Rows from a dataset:
=======

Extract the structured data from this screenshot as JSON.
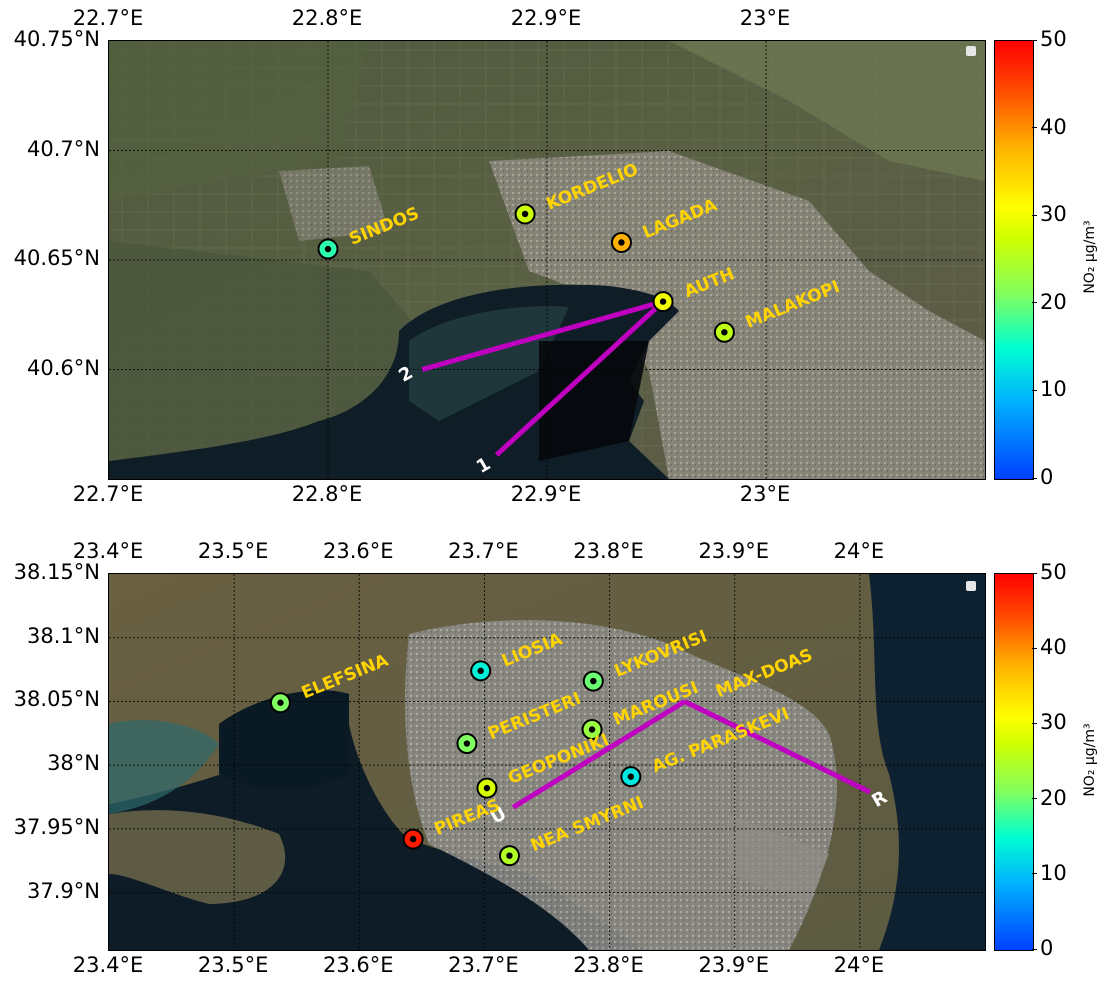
{
  "maps": [
    {
      "id": "thessaloniki",
      "lon_range": [
        22.7,
        23.1
      ],
      "lat_range": [
        40.55,
        40.75
      ],
      "xticks": [
        {
          "label": "22.7°E",
          "value": 22.7
        },
        {
          "label": "22.8°E",
          "value": 22.8
        },
        {
          "label": "22.9°E",
          "value": 22.9
        },
        {
          "label": "23°E",
          "value": 23.0
        }
      ],
      "yticks": [
        {
          "label": "40.75°N",
          "value": 40.75
        },
        {
          "label": "40.7°N",
          "value": 40.7
        },
        {
          "label": "40.65°N",
          "value": 40.65
        },
        {
          "label": "40.6°N",
          "value": 40.6
        }
      ],
      "stations": [
        {
          "name": "SINDOS",
          "lon": 22.8,
          "lat": 40.655,
          "no2": 17
        },
        {
          "name": "KORDELIO",
          "lon": 22.89,
          "lat": 40.671,
          "no2": 27
        },
        {
          "name": "LAGADA",
          "lon": 22.934,
          "lat": 40.658,
          "no2": 38
        },
        {
          "name": "AUTH",
          "lon": 22.953,
          "lat": 40.631,
          "no2": 30
        },
        {
          "name": "MALAKOPI",
          "lon": 22.981,
          "lat": 40.617,
          "no2": 26
        }
      ],
      "paths": [
        {
          "label": "1",
          "from": [
            22.953,
            40.631
          ],
          "to": [
            22.877,
            40.561
          ]
        },
        {
          "label": "2",
          "from": [
            22.953,
            40.631
          ],
          "to": [
            22.843,
            40.6
          ]
        }
      ],
      "colorbar": {
        "min": 0,
        "max": 50,
        "ticks": [
          "0",
          "10",
          "20",
          "30",
          "40",
          "50"
        ],
        "label": "NO₂ μg/m³"
      }
    },
    {
      "id": "athens",
      "lon_range": [
        23.4,
        24.1
      ],
      "lat_range": [
        37.855,
        38.15
      ],
      "xticks": [
        {
          "label": "23.4°E",
          "value": 23.4
        },
        {
          "label": "23.5°E",
          "value": 23.5
        },
        {
          "label": "23.6°E",
          "value": 23.6
        },
        {
          "label": "23.7°E",
          "value": 23.7
        },
        {
          "label": "23.8°E",
          "value": 23.8
        },
        {
          "label": "23.9°E",
          "value": 23.9
        },
        {
          "label": "24°E",
          "value": 24.0
        }
      ],
      "yticks": [
        {
          "label": "38.15°N",
          "value": 38.15
        },
        {
          "label": "38.1°N",
          "value": 38.1
        },
        {
          "label": "38.05°N",
          "value": 38.05
        },
        {
          "label": "38°N",
          "value": 38.0
        },
        {
          "label": "37.95°N",
          "value": 37.95
        },
        {
          "label": "37.9°N",
          "value": 37.9
        }
      ],
      "stations": [
        {
          "name": "ELEFSINA",
          "lon": 23.537,
          "lat": 38.049,
          "no2": 21
        },
        {
          "name": "LIOSIA",
          "lon": 23.697,
          "lat": 38.074,
          "no2": 14
        },
        {
          "name": "LYKOVRISI",
          "lon": 23.787,
          "lat": 38.066,
          "no2": 20
        },
        {
          "name": "PERISTERI",
          "lon": 23.686,
          "lat": 38.017,
          "no2": 21
        },
        {
          "name": "MAROUSI",
          "lon": 23.786,
          "lat": 38.028,
          "no2": 23
        },
        {
          "name": "GEOPONIKI",
          "lon": 23.702,
          "lat": 37.982,
          "no2": 28
        },
        {
          "name": "AG. PARASKEVI",
          "lon": 23.817,
          "lat": 37.991,
          "no2": 13
        },
        {
          "name": "PIREAS",
          "lon": 23.643,
          "lat": 37.942,
          "no2": 48
        },
        {
          "name": "NEA SMYRNI",
          "lon": 23.72,
          "lat": 37.929,
          "no2": 25
        }
      ],
      "paths": [
        {
          "label": "U",
          "from": [
            23.86,
            38.05
          ],
          "to": [
            23.723,
            37.967
          ]
        },
        {
          "label": "R",
          "from": [
            23.86,
            38.05
          ],
          "to": [
            24.008,
            37.979
          ]
        }
      ],
      "annotations": [
        {
          "label": "MAX-DOAS"
        }
      ],
      "colorbar": {
        "min": 0,
        "max": 50,
        "ticks": [
          "0",
          "10",
          "20",
          "30",
          "40",
          "50"
        ],
        "label": "NO₂ μg/m³"
      }
    }
  ],
  "colors": {
    "path": "#c000c0",
    "station_label": "#ffd400",
    "path_label": "#ffffff",
    "grid": "#000000"
  }
}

=======

- Aim: All the records need to be repeated exactly, with the images dropped.

- The response:
Extract the structured data from this screenshot as JSON.
{
  "maps": [
    {
      "id": "thessaloniki",
      "lon_range": [
        22.7,
        23.1
      ],
      "lat_range": [
        40.55,
        40.75
      ],
      "xticks": [
        {
          "label": "22.7°E",
          "value": 22.7
        },
        {
          "label": "22.8°E",
          "value": 22.8
        },
        {
          "label": "22.9°E",
          "value": 22.9
        },
        {
          "label": "23°E",
          "value": 23.0
        }
      ],
      "yticks": [
        {
          "label": "40.75°N",
          "value": 40.75
        },
        {
          "label": "40.7°N",
          "value": 40.7
        },
        {
          "label": "40.65°N",
          "value": 40.65
        },
        {
          "label": "40.6°N",
          "value": 40.6
        }
      ],
      "stations": [
        {
          "name": "SINDOS",
          "lon": 22.8,
          "lat": 40.655,
          "no2": 17
        },
        {
          "name": "KORDELIO",
          "lon": 22.89,
          "lat": 40.671,
          "no2": 27
        },
        {
          "name": "LAGADA",
          "lon": 22.934,
          "lat": 40.658,
          "no2": 38
        },
        {
          "name": "AUTH",
          "lon": 22.953,
          "lat": 40.631,
          "no2": 30
        },
        {
          "name": "MALAKOPI",
          "lon": 22.981,
          "lat": 40.617,
          "no2": 26
        }
      ],
      "paths": [
        {
          "label": "1",
          "from": [
            22.953,
            40.631
          ],
          "to": [
            22.877,
            40.561
          ]
        },
        {
          "label": "2",
          "from": [
            22.953,
            40.631
          ],
          "to": [
            22.843,
            40.6
          ]
        }
      ],
      "colorbar": {
        "min": 0,
        "max": 50,
        "ticks": [
          "0",
          "10",
          "20",
          "30",
          "40",
          "50"
        ],
        "label": "NO₂ μg/m³"
      }
    },
    {
      "id": "athens",
      "lon_range": [
        23.4,
        24.1
      ],
      "lat_range": [
        37.855,
        38.15
      ],
      "xticks": [
        {
          "label": "23.4°E",
          "value": 23.4
        },
        {
          "label": "23.5°E",
          "value": 23.5
        },
        {
          "label": "23.6°E",
          "value": 23.6
        },
        {
          "label": "23.7°E",
          "value": 23.7
        },
        {
          "label": "23.8°E",
          "value": 23.8
        },
        {
          "label": "23.9°E",
          "value": 23.9
        },
        {
          "label": "24°E",
          "value": 24.0
        }
      ],
      "yticks": [
        {
          "label": "38.15°N",
          "value": 38.15
        },
        {
          "label": "38.1°N",
          "value": 38.1
        },
        {
          "label": "38.05°N",
          "value": 38.05
        },
        {
          "label": "38°N",
          "value": 38.0
        },
        {
          "label": "37.95°N",
          "value": 37.95
        },
        {
          "label": "37.9°N",
          "value": 37.9
        }
      ],
      "stations": [
        {
          "name": "ELEFSINA",
          "lon": 23.537,
          "lat": 38.049,
          "no2": 21
        },
        {
          "name": "LIOSIA",
          "lon": 23.697,
          "lat": 38.074,
          "no2": 14
        },
        {
          "name": "LYKOVRISI",
          "lon": 23.787,
          "lat": 38.066,
          "no2": 20
        },
        {
          "name": "PERISTERI",
          "lon": 23.686,
          "lat": 38.017,
          "no2": 21
        },
        {
          "name": "MAROUSI",
          "lon": 23.786,
          "lat": 38.028,
          "no2": 23
        },
        {
          "name": "GEOPONIKI",
          "lon": 23.702,
          "lat": 37.982,
          "no2": 28
        },
        {
          "name": "AG. PARASKEVI",
          "lon": 23.817,
          "lat": 37.991,
          "no2": 13
        },
        {
          "name": "PIREAS",
          "lon": 23.643,
          "lat": 37.942,
          "no2": 48
        },
        {
          "name": "NEA SMYRNI",
          "lon": 23.72,
          "lat": 37.929,
          "no2": 25
        }
      ],
      "paths": [
        {
          "label": "U",
          "from": [
            23.86,
            38.05
          ],
          "to": [
            23.723,
            37.967
          ]
        },
        {
          "label": "R",
          "from": [
            23.86,
            38.05
          ],
          "to": [
            24.008,
            37.979
          ]
        }
      ],
      "annotations": [
        {
          "label": "MAX-DOAS"
        }
      ],
      "colorbar": {
        "min": 0,
        "max": 50,
        "ticks": [
          "0",
          "10",
          "20",
          "30",
          "40",
          "50"
        ],
        "label": "NO₂ μg/m³"
      }
    }
  ],
  "colors": {
    "path": "#c000c0",
    "station_label": "#ffd400",
    "path_label": "#ffffff",
    "grid": "#000000"
  }
}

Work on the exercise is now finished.